Return every line of the data below that includes the string "教材新增篇目和课标推荐篇目中的名句是考查热点".

BEGIN RAW RECORDS

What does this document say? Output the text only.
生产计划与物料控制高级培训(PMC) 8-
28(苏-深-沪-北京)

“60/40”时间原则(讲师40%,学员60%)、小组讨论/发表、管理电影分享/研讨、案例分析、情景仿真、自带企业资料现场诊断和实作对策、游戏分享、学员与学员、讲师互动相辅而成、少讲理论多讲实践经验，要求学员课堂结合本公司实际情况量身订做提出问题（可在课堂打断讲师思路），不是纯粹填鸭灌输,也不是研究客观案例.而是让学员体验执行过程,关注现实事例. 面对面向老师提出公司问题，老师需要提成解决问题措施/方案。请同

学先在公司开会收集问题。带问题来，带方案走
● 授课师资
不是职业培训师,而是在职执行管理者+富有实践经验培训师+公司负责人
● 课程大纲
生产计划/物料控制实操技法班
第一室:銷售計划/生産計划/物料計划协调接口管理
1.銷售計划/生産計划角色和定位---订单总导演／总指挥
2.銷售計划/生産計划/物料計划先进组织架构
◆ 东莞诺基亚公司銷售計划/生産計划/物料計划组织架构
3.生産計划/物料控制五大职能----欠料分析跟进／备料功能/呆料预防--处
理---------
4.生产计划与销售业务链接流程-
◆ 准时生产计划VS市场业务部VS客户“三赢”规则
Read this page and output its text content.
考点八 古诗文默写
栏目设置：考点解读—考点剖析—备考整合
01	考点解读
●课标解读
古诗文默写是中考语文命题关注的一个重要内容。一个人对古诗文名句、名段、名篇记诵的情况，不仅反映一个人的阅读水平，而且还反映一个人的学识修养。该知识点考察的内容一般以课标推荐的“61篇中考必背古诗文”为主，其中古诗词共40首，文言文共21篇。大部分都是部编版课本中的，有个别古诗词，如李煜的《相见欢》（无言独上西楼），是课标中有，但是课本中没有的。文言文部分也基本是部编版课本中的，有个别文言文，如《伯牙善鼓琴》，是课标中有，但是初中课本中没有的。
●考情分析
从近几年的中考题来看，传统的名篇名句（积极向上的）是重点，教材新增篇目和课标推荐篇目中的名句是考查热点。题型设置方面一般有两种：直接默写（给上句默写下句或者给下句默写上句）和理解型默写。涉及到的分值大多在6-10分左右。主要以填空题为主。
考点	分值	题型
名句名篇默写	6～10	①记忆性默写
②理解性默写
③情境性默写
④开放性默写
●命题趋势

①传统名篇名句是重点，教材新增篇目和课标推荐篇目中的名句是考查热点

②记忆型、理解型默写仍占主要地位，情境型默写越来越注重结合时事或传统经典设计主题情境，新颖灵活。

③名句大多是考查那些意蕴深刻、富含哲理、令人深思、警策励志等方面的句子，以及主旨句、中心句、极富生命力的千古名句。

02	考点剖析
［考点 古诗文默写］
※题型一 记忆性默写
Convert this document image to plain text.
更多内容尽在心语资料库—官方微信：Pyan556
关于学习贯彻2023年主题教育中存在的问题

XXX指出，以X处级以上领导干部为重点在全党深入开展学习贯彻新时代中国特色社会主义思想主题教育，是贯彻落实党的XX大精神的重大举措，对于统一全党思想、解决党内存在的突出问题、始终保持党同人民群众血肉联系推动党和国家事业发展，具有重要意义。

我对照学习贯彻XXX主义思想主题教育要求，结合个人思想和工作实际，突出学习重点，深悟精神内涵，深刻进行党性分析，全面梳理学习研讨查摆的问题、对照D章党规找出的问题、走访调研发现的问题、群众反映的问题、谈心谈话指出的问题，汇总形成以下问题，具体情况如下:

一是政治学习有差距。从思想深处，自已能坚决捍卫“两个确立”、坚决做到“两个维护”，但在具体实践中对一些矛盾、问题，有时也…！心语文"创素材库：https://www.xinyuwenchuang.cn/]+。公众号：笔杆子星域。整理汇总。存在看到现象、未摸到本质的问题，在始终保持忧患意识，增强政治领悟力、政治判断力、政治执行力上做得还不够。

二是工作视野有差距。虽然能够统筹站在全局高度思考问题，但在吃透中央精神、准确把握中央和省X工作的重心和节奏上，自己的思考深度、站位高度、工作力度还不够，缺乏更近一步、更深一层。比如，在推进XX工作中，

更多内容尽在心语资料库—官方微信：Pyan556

END RAW RECORDS

▶ FULL OUTPUT:
从近几年的中考题来看，传统的名篇名句（积极向上的）是重点，教材新增篇目和课标推荐篇目中的名句是考查热点。题型设置方面一般有两种：直接默写（给上句默写下句或者给下句默写上句）和理解型默写。涉及到的分值大多在6-10分左右。主要以填空题为主。
①传统名篇名句是重点，教材新增篇目和课标推荐篇目中的名句是考查热点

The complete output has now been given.